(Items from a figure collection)
"""

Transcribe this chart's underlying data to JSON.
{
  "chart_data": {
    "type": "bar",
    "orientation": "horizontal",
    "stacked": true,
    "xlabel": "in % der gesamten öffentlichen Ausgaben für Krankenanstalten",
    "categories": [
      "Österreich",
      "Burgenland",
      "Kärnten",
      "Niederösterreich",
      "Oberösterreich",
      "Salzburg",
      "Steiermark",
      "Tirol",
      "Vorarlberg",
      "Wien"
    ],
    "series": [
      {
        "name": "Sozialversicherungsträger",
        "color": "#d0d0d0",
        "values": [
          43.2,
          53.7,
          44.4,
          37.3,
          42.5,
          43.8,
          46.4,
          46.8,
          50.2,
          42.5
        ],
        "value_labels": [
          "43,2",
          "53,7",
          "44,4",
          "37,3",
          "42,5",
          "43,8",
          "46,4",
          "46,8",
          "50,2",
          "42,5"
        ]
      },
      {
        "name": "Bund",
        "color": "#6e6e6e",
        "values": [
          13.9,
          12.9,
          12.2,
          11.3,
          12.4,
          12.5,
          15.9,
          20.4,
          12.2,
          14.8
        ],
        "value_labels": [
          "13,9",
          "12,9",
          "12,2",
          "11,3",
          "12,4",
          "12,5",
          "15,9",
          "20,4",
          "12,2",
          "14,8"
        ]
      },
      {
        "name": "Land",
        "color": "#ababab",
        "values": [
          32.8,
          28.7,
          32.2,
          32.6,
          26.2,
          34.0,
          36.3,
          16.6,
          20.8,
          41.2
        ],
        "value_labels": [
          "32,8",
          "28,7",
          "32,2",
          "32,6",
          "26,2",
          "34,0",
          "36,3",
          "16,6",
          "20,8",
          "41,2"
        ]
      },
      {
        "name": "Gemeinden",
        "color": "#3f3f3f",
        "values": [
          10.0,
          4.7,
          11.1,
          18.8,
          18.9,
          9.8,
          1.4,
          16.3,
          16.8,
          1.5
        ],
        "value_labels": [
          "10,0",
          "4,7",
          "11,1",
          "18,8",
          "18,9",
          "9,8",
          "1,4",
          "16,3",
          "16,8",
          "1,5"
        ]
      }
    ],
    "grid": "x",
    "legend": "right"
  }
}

"""

* [What is required]: List all lines holding the string "name".

* [Result of this exercise]:
        "name": "Sozialversicherungsträger",
        "name": "Bund",
        "name": "Land",
        "name": "Gemeinden",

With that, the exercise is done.